— START Data supplied —

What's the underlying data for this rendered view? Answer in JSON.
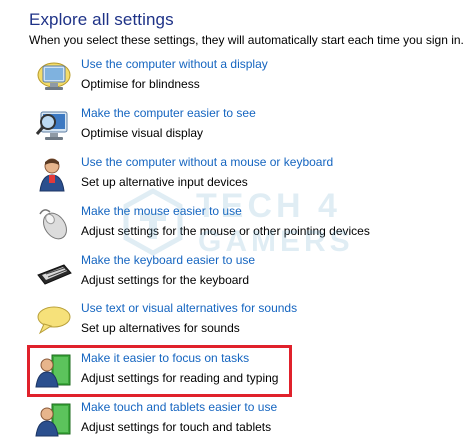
{
  "header": {
    "title": "Explore all settings",
    "subtitle": "When you select these settings, they will automatically start each time you sign in."
  },
  "items": [
    {
      "icon": "monitor-icon",
      "link": "Use the computer without a display",
      "desc": "Optimise for blindness"
    },
    {
      "icon": "magnifier-monitor-icon",
      "link": "Make the computer easier to see",
      "desc": "Optimise visual display"
    },
    {
      "icon": "user-icon",
      "link": "Use the computer without a mouse or keyboard",
      "desc": "Set up alternative input devices"
    },
    {
      "icon": "mouse-icon",
      "link": "Make the mouse easier to use",
      "desc": "Adjust settings for the mouse or other pointing devices"
    },
    {
      "icon": "keyboard-icon",
      "link": "Make the keyboard easier to use",
      "desc": "Adjust settings for the keyboard"
    },
    {
      "icon": "speech-bubble-icon",
      "link": "Use text or visual alternatives for sounds",
      "desc": "Set up alternatives for sounds"
    },
    {
      "icon": "user-green-panel-icon",
      "link": "Make it easier to focus on tasks",
      "desc": "Adjust settings for reading and typing"
    },
    {
      "icon": "user-tablet-icon",
      "link": "Make touch and tablets easier to use",
      "desc": "Adjust settings for touch and tablets"
    }
  ],
  "watermark": {
    "line1": "TECH 4",
    "line2": "GAMERS"
  },
  "colors": {
    "heading": "#1e3287",
    "link": "#1565c0",
    "highlight": "#e0212b"
  }
}
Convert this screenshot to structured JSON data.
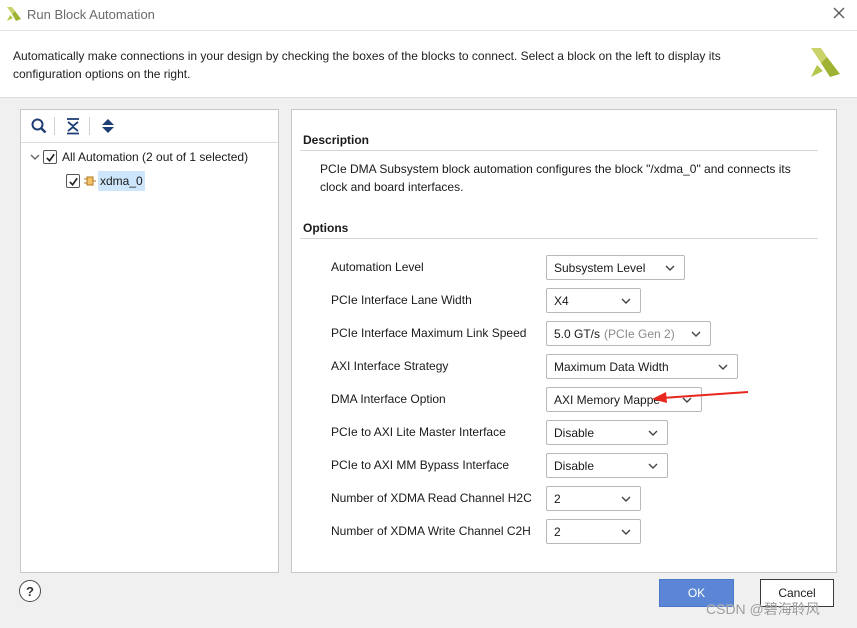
{
  "window": {
    "title": "Run Block Automation",
    "logo_icon": "xilinx-logo-icon",
    "close_icon": "close-icon"
  },
  "header": {
    "description": "Automatically make connections in your design by checking the boxes of the blocks to connect. Select a block on the left to display its configuration options on the right."
  },
  "tree": {
    "toolbar": [
      "search-icon",
      "collapse-all-icon",
      "expand-all-icon"
    ],
    "root_label": "All Automation (2 out of 1 selected)",
    "root_checked": true,
    "child_label": "xdma_0",
    "child_checked": true
  },
  "details": {
    "description_heading": "Description",
    "description_body": "PCIe DMA Subsystem block automation configures the block \"/xdma_0\" and connects its clock and board interfaces.",
    "options_heading": "Options",
    "options": [
      {
        "label": "Automation Level",
        "value": "Subsystem Level",
        "hint": ""
      },
      {
        "label": "PCIe Interface Lane Width",
        "value": "X4",
        "hint": ""
      },
      {
        "label": "PCIe Interface Maximum Link Speed",
        "value": "5.0 GT/s",
        "hint": "(PCIe Gen 2)"
      },
      {
        "label": "AXI Interface Strategy",
        "value": "Maximum Data Width",
        "hint": ""
      },
      {
        "label": "DMA Interface Option",
        "value": "AXI Memory Mappe",
        "hint": ""
      },
      {
        "label": "PCIe to AXI Lite Master Interface",
        "value": "Disable",
        "hint": ""
      },
      {
        "label": "PCIe to AXI MM Bypass Interface",
        "value": "Disable",
        "hint": ""
      },
      {
        "label": "Number of XDMA Read Channel H2C",
        "value": "2",
        "hint": ""
      },
      {
        "label": "Number of XDMA Write Channel C2H",
        "value": "2",
        "hint": ""
      }
    ]
  },
  "footer": {
    "help_label": "?",
    "ok_label": "OK",
    "cancel_label": "Cancel"
  },
  "watermark": "CSDN @碧海聆风",
  "colors": {
    "ok_button": "#5b86d6",
    "selection": "#cde6fb",
    "annotation_arrow": "#e8281e",
    "xilinx_logo": "#b6c64a"
  }
}
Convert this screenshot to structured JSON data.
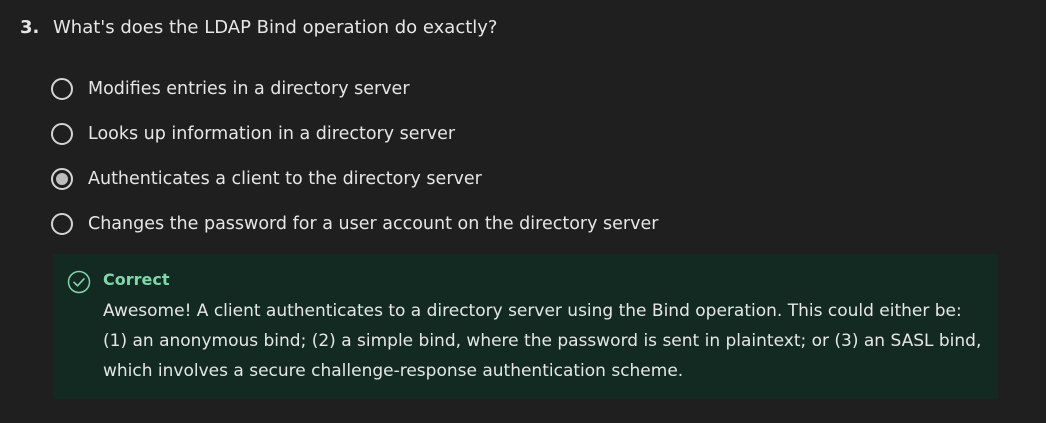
{
  "question": {
    "number": "3.",
    "text": "What's does the LDAP Bind operation do exactly?"
  },
  "options": [
    {
      "label": "Modifies entries in a directory server",
      "selected": false
    },
    {
      "label": "Looks up information in a directory server",
      "selected": false
    },
    {
      "label": "Authenticates a client to the directory server",
      "selected": true
    },
    {
      "label": "Changes the password for a user account on the directory server",
      "selected": false
    }
  ],
  "feedback": {
    "status": "Correct",
    "message": "Awesome! A client authenticates to a directory server using the Bind operation. This could either be: (1) an anonymous bind; (2) a simple bind, where the password is sent in plaintext; or (3) an SASL bind, which involves a secure challenge-response authentication scheme.",
    "icon": "check-circle-icon"
  },
  "colors": {
    "background": "#1f1f1f",
    "feedback_background": "#132a23",
    "success": "#7fd8a8"
  }
}
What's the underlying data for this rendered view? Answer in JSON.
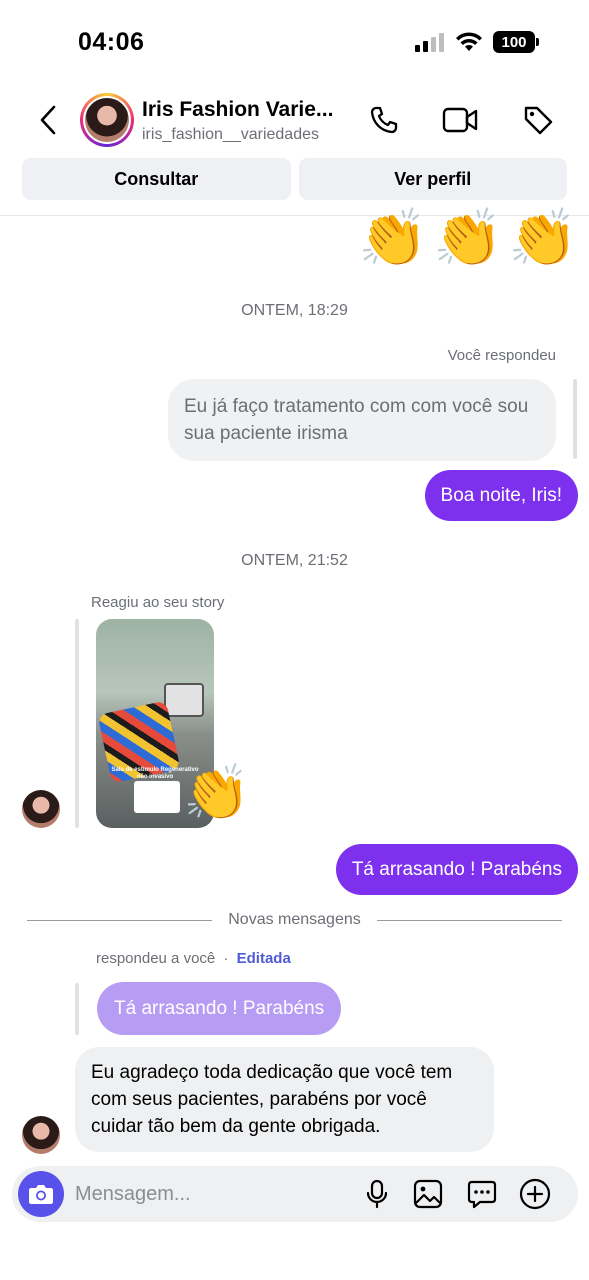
{
  "status_bar": {
    "time": "04:06",
    "battery": "100"
  },
  "header": {
    "name": "Iris Fashion Varie...",
    "username": "iris_fashion__variedades",
    "consult_label": "Consultar",
    "profile_label": "Ver perfil"
  },
  "chat": {
    "reaction_emoji": "👏",
    "timestamp_1": "ONTEM, 18:29",
    "you_replied": "Você respondeu",
    "quoted_message": "Eu já faço tratamento com com você sou sua paciente irisma",
    "msg_good_night": "Boa noite, Iris!",
    "timestamp_2": "ONTEM, 21:52",
    "reacted_story": "Reagiu ao seu story",
    "story_caption": "Sala de estimulo Regenerativo não invasivo",
    "story_reaction": "👏",
    "msg_congrats": "Tá arrasando ! Parabéns",
    "new_messages": "Novas mensagens",
    "replied_to_you": "respondeu a você",
    "separator": "·",
    "edited": "Editada",
    "quoted_reply": "Tá arrasando ! Parabéns",
    "incoming_message": "Eu agradeço toda dedicação que você tem com seus pacientes, parabéns por você cuidar tão bem da gente obrigada."
  },
  "composer": {
    "placeholder": "Mensagem..."
  },
  "colors": {
    "accent_purple": "#7d31ee",
    "light_purple": "#b79cf4",
    "camera_blue": "#5851ea",
    "edited_link": "#4f5bd5"
  }
}
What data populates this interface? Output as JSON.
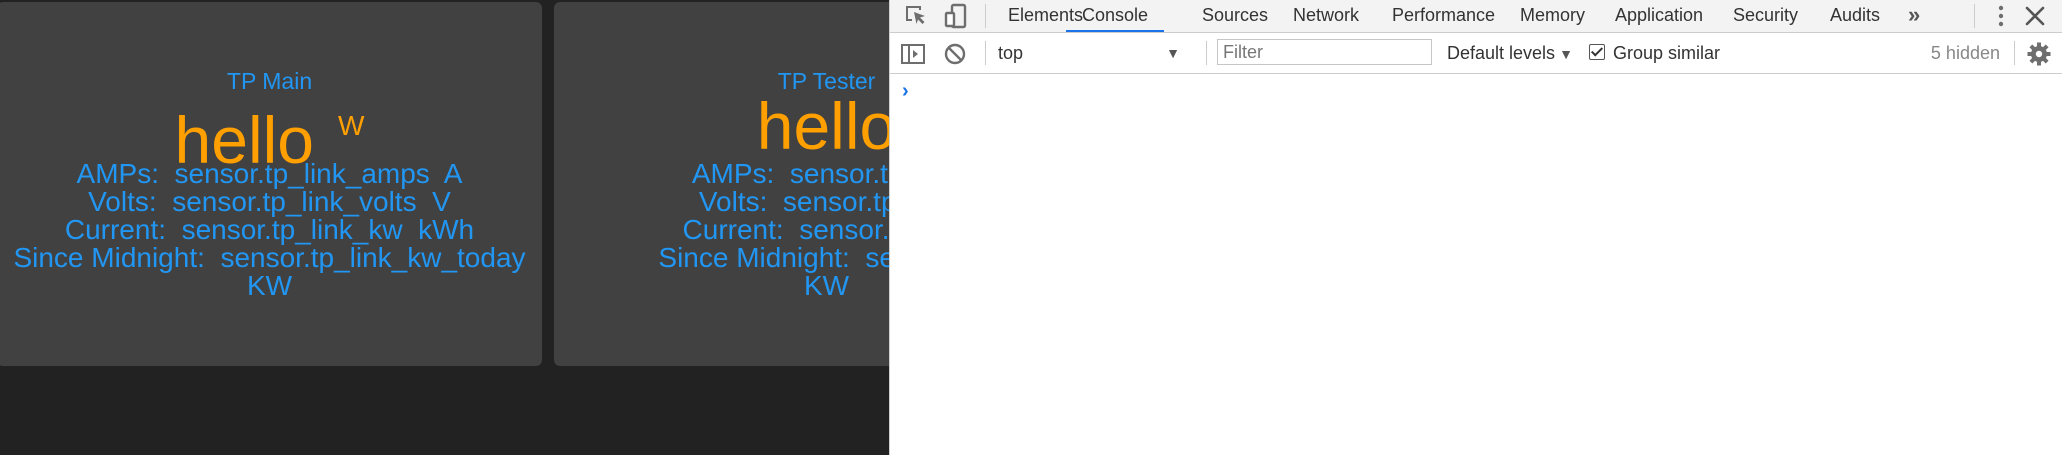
{
  "cards": [
    {
      "title": "TP Main",
      "hello": "hello",
      "hello_unit": "W",
      "lines": [
        "AMPs:  sensor.tp_link_amps  A",
        "Volts:  sensor.tp_link_volts  V",
        "Current:  sensor.tp_link_kw  kWh",
        "Since Midnight:  sensor.tp_link_kw_today",
        "KW"
      ]
    },
    {
      "title": "TP Tester",
      "hello": "hello",
      "lines": [
        "AMPs:  sensor.tp_link",
        "Volts:  sensor.tp_link",
        "Current:  sensor.tp_link",
        "Since Midnight:  sensor.tp_",
        "KW"
      ]
    }
  ],
  "devtools": {
    "tabs": [
      "Elements",
      "Console",
      "Sources",
      "Network",
      "Performance",
      "Memory",
      "Application",
      "Security",
      "Audits"
    ],
    "active_tab": "Console",
    "overflow": "»",
    "context": "top",
    "filter_placeholder": "Filter",
    "levels": "Default levels",
    "group_similar": "Group similar",
    "group_similar_checked": true,
    "hidden_count": "5 hidden",
    "prompt": "›"
  },
  "colors": {
    "card_text": "#2196f3",
    "hello_text": "#ffa000",
    "card_bg": "#414141",
    "active_tab_underline": "#1a73e8"
  }
}
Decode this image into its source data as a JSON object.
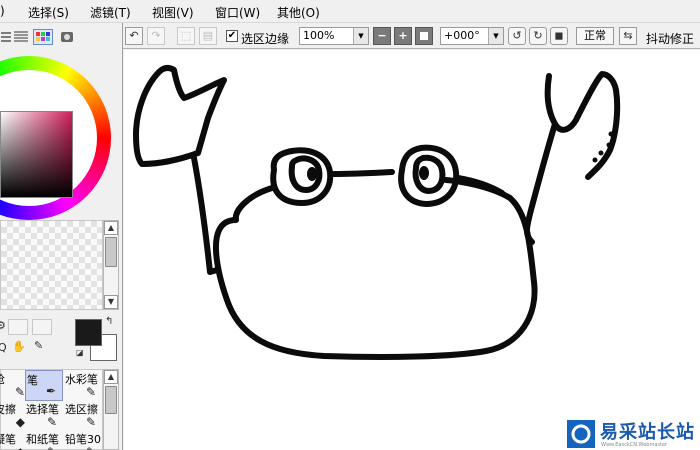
{
  "menu": [
    {
      "id": "edit",
      "label": ")"
    },
    {
      "id": "select",
      "label": "选择(S)"
    },
    {
      "id": "filter",
      "label": "滤镜(T)"
    },
    {
      "id": "view",
      "label": "视图(V)"
    },
    {
      "id": "window",
      "label": "窗口(W)"
    },
    {
      "id": "other",
      "label": "其他(O)"
    }
  ],
  "toolbar": {
    "selection_edge_label": "选区边缘",
    "selection_edge_checked": true,
    "checkmark": "✔",
    "zoom_value": "100%",
    "rotation_value": "+000°",
    "blend_mode_label": "正常",
    "stabilizer_label": "抖动修正",
    "minus": "−",
    "plus": "+"
  },
  "tools": [
    {
      "label": "枪",
      "icon": "airbrush-icon",
      "glyph": "✎"
    },
    {
      "label": "笔",
      "icon": "pen-icon",
      "glyph": "✒",
      "active": true
    },
    {
      "label": "水彩笔",
      "icon": "watercolor-icon",
      "glyph": "✎"
    },
    {
      "label": "皮擦",
      "icon": "eraser-icon",
      "glyph": "◆"
    },
    {
      "label": "选择笔",
      "icon": "select-pen-icon",
      "glyph": "✎"
    },
    {
      "label": "选区擦",
      "icon": "select-eraser-icon",
      "glyph": "✎"
    },
    {
      "label": "凝笔",
      "icon": "blur-icon",
      "glyph": "◆"
    },
    {
      "label": "和纸笔",
      "icon": "washi-icon",
      "glyph": "✎"
    },
    {
      "label": "铅笔30",
      "icon": "pencil-icon",
      "glyph": "✎"
    }
  ],
  "colors": {
    "foreground": "#1a1a1a",
    "background": "#ffffff",
    "watermark_blue": "#1565c0"
  },
  "watermark": {
    "text": "易采站长站",
    "url": "Www.EasckCN.Webmaster"
  }
}
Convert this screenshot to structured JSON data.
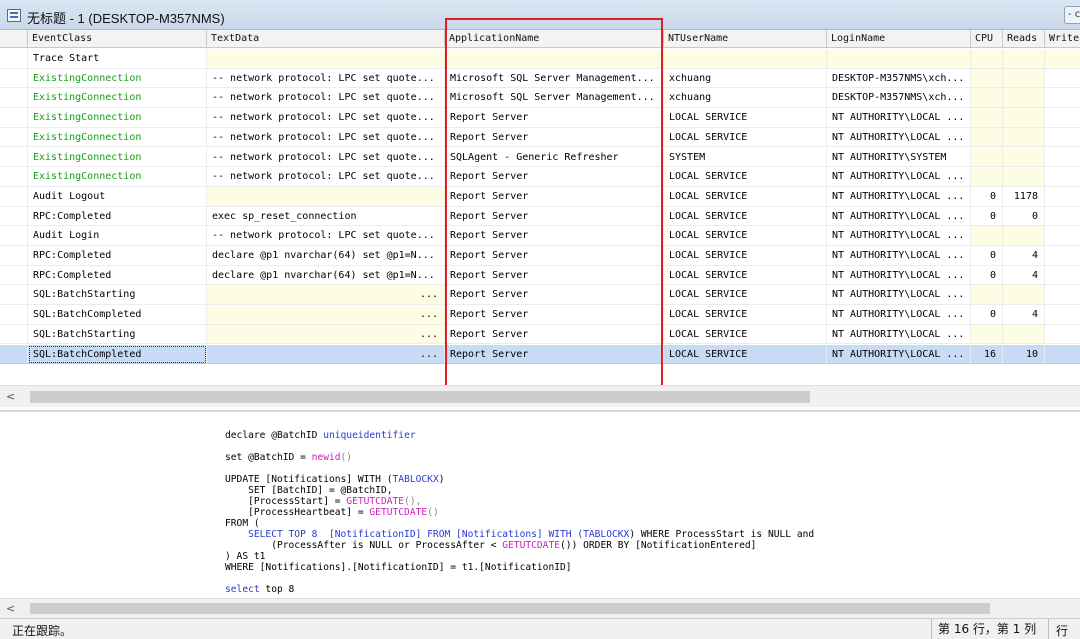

— END Data supplied —

Problem description:
Show each line of the listing that holds the string "tablets".

Solved exercise:
      "link": "Make touch and tablets easier to use",
      "desc": "Adjust settings for touch and tablets"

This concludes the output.